— START —
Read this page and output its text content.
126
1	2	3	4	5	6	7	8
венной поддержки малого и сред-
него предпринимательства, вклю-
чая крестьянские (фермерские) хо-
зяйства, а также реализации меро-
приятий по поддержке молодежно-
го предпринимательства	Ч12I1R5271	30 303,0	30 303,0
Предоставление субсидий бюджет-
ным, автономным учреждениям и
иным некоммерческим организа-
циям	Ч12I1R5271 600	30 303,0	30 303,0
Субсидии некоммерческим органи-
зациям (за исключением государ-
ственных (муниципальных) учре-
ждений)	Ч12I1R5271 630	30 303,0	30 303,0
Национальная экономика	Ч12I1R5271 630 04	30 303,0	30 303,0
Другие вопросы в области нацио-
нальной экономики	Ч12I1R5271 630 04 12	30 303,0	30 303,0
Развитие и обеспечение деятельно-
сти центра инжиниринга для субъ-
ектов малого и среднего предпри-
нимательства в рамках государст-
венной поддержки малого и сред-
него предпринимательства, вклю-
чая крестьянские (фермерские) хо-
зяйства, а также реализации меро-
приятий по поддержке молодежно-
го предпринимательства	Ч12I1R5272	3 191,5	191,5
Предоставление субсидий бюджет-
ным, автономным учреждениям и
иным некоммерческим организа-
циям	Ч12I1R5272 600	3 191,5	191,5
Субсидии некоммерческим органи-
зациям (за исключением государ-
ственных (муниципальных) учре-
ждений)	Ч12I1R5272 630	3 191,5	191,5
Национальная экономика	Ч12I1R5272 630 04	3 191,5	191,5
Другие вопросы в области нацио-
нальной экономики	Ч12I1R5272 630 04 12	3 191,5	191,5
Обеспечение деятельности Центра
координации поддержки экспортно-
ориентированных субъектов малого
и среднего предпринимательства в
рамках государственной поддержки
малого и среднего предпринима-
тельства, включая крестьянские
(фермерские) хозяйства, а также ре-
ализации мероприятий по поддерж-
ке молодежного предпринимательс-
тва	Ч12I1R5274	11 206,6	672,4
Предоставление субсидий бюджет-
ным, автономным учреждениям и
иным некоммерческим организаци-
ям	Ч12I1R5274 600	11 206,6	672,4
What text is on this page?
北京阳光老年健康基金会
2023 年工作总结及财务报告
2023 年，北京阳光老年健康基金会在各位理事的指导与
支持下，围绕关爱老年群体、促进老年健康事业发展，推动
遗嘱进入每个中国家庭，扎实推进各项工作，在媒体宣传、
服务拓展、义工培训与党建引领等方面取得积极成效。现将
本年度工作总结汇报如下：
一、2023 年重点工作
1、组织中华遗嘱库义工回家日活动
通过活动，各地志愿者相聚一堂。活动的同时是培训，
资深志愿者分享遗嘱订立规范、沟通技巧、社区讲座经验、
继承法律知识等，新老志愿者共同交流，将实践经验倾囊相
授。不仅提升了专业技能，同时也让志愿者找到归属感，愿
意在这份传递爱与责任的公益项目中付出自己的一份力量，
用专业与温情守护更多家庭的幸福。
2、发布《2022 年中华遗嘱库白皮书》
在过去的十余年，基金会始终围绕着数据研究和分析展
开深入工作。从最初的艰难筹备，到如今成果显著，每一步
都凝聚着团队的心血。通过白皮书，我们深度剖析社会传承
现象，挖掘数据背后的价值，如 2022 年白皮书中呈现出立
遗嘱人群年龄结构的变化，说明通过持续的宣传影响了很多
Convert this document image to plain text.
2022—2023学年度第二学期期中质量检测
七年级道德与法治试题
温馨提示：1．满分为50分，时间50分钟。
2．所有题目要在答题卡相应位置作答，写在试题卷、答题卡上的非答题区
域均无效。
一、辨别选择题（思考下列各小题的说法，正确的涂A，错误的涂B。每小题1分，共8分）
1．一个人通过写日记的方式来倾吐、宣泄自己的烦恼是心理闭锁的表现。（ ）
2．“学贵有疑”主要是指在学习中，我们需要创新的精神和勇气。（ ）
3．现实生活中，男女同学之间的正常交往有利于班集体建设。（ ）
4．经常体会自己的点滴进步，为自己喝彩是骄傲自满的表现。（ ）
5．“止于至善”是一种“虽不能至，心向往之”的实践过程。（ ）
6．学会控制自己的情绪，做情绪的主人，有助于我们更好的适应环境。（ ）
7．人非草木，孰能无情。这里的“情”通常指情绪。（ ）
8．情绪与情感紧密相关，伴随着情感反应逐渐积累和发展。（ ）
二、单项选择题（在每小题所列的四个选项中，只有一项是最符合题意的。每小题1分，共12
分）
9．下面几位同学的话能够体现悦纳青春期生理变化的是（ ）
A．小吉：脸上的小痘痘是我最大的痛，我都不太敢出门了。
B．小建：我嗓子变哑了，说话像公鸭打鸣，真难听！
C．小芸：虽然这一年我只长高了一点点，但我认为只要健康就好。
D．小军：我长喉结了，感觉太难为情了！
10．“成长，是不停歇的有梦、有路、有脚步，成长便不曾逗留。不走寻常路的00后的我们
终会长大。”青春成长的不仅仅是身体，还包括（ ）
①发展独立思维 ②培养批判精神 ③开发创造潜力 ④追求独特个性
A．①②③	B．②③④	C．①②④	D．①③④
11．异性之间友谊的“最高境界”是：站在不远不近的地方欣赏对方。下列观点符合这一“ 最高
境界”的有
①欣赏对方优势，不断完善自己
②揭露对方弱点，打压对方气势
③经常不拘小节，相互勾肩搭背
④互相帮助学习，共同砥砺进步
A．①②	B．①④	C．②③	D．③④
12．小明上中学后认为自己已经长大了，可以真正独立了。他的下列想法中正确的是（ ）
— END —
◆ **Objective**
Write every entry out again exactly.

◆ **Task output**
Read this page and output its text content.
126
1	2	3	4	5	6	7	8
венной поддержки малого и сред-
него предпринимательства, вклю-
чая крестьянские (фермерские) хо-
зяйства, а также реализации меро-
приятий по поддержке молодежно-
го предпринимательства	Ч12I1R5271	30 303,0	30 303,0
Предоставление субсидий бюджет-
ным, автономным учреждениям и
иным некоммерческим организа-
циям	Ч12I1R5271 600	30 303,0	30 303,0
Субсидии некоммерческим органи-
зациям (за исключением государ-
ственных (муниципальных) учре-
ждений)	Ч12I1R5271 630	30 303,0	30 303,0
Национальная экономика	Ч12I1R5271 630 04	30 303,0	30 303,0
Другие вопросы в области нацио-
нальной экономики	Ч12I1R5271 630 04 12	30 303,0	30 303,0
Развитие и обеспечение деятельно-
сти центра инжиниринга для субъ-
ектов малого и среднего предпри-
нимательства в рамках государст-
венной поддержки малого и сред-
него предпринимательства, вклю-
чая крестьянские (фермерские) хо-
зяйства, а также реализации меро-
приятий по поддержке молодежно-
го предпринимательства	Ч12I1R5272	3 191,5	191,5
Предоставление субсидий бюджет-
ным, автономным учреждениям и
иным некоммерческим организа-
циям	Ч12I1R5272 600	3 191,5	191,5
Субсидии некоммерческим органи-
зациям (за исключением государ-
ственных (муниципальных) учре-
ждений)	Ч12I1R5272 630	3 191,5	191,5
Национальная экономика	Ч12I1R5272 630 04	3 191,5	191,5
Другие вопросы в области нацио-
нальной экономики	Ч12I1R5272 630 04 12	3 191,5	191,5
Обеспечение деятельности Центра
координации поддержки экспортно-
ориентированных субъектов малого
и среднего предпринимательства в
рамках государственной поддержки
малого и среднего предпринима-
тельства, включая крестьянские
(фермерские) хозяйства, а также ре-
ализации мероприятий по поддерж-
ке молодежного предпринимательс-
тва	Ч12I1R5274	11 206,6	672,4
Предоставление субсидий бюджет-
ным, автономным учреждениям и
иным некоммерческим организаци-
ям	Ч12I1R5274 600	11 206,6	672,4
What text is on this page?
北京阳光老年健康基金会
2023 年工作总结及财务报告
2023 年，北京阳光老年健康基金会在各位理事的指导与
支持下，围绕关爱老年群体、促进老年健康事业发展，推动
遗嘱进入每个中国家庭，扎实推进各项工作，在媒体宣传、
服务拓展、义工培训与党建引领等方面取得积极成效。现将
本年度工作总结汇报如下：
一、2023 年重点工作
1、组织中华遗嘱库义工回家日活动
通过活动，各地志愿者相聚一堂。活动的同时是培训，
资深志愿者分享遗嘱订立规范、沟通技巧、社区讲座经验、
继承法律知识等，新老志愿者共同交流，将实践经验倾囊相
授。不仅提升了专业技能，同时也让志愿者找到归属感，愿
意在这份传递爱与责任的公益项目中付出自己的一份力量，
用专业与温情守护更多家庭的幸福。
2、发布《2022 年中华遗嘱库白皮书》
在过去的十余年，基金会始终围绕着数据研究和分析展
开深入工作。从最初的艰难筹备，到如今成果显著，每一步
都凝聚着团队的心血。通过白皮书，我们深度剖析社会传承
现象，挖掘数据背后的价值，如 2022 年白皮书中呈现出立
遗嘱人群年龄结构的变化，说明通过持续的宣传影响了很多
Convert this document image to plain text.
2022—2023学年度第二学期期中质量检测
七年级道德与法治试题
温馨提示：1．满分为50分，时间50分钟。
2．所有题目要在答题卡相应位置作答，写在试题卷、答题卡上的非答题区
域均无效。
一、辨别选择题（思考下列各小题的说法，正确的涂A，错误的涂B。每小题1分，共8分）
1．一个人通过写日记的方式来倾吐、宣泄自己的烦恼是心理闭锁的表现。（ ）
2．“学贵有疑”主要是指在学习中，我们需要创新的精神和勇气。（ ）
3．现实生活中，男女同学之间的正常交往有利于班集体建设。（ ）
4．经常体会自己的点滴进步，为自己喝彩是骄傲自满的表现。（ ）
5．“止于至善”是一种“虽不能至，心向往之”的实践过程。（ ）
6．学会控制自己的情绪，做情绪的主人，有助于我们更好的适应环境。（ ）
7．人非草木，孰能无情。这里的“情”通常指情绪。（ ）
8．情绪与情感紧密相关，伴随着情感反应逐渐积累和发展。（ ）
二、单项选择题（在每小题所列的四个选项中，只有一项是最符合题意的。每小题1分，共12
分）
9．下面几位同学的话能够体现悦纳青春期生理变化的是（ ）
A．小吉：脸上的小痘痘是我最大的痛，我都不太敢出门了。
B．小建：我嗓子变哑了，说话像公鸭打鸣，真难听！
C．小芸：虽然这一年我只长高了一点点，但我认为只要健康就好。
D．小军：我长喉结了，感觉太难为情了！
10．“成长，是不停歇的有梦、有路、有脚步，成长便不曾逗留。不走寻常路的00后的我们
终会长大。”青春成长的不仅仅是身体，还包括（ ）
①发展独立思维 ②培养批判精神 ③开发创造潜力 ④追求独特个性
A．①②③	B．②③④	C．①②④	D．①③④
11．异性之间友谊的“最高境界”是：站在不远不近的地方欣赏对方。下列观点符合这一“ 最高
境界”的有
①欣赏对方优势，不断完善自己
②揭露对方弱点，打压对方气势
③经常不拘小节，相互勾肩搭背
④互相帮助学习，共同砥砺进步
A．①②	B．①④	C．②③	D．③④
12．小明上中学后认为自己已经长大了，可以真正独立了。他的下列想法中正确的是（ ）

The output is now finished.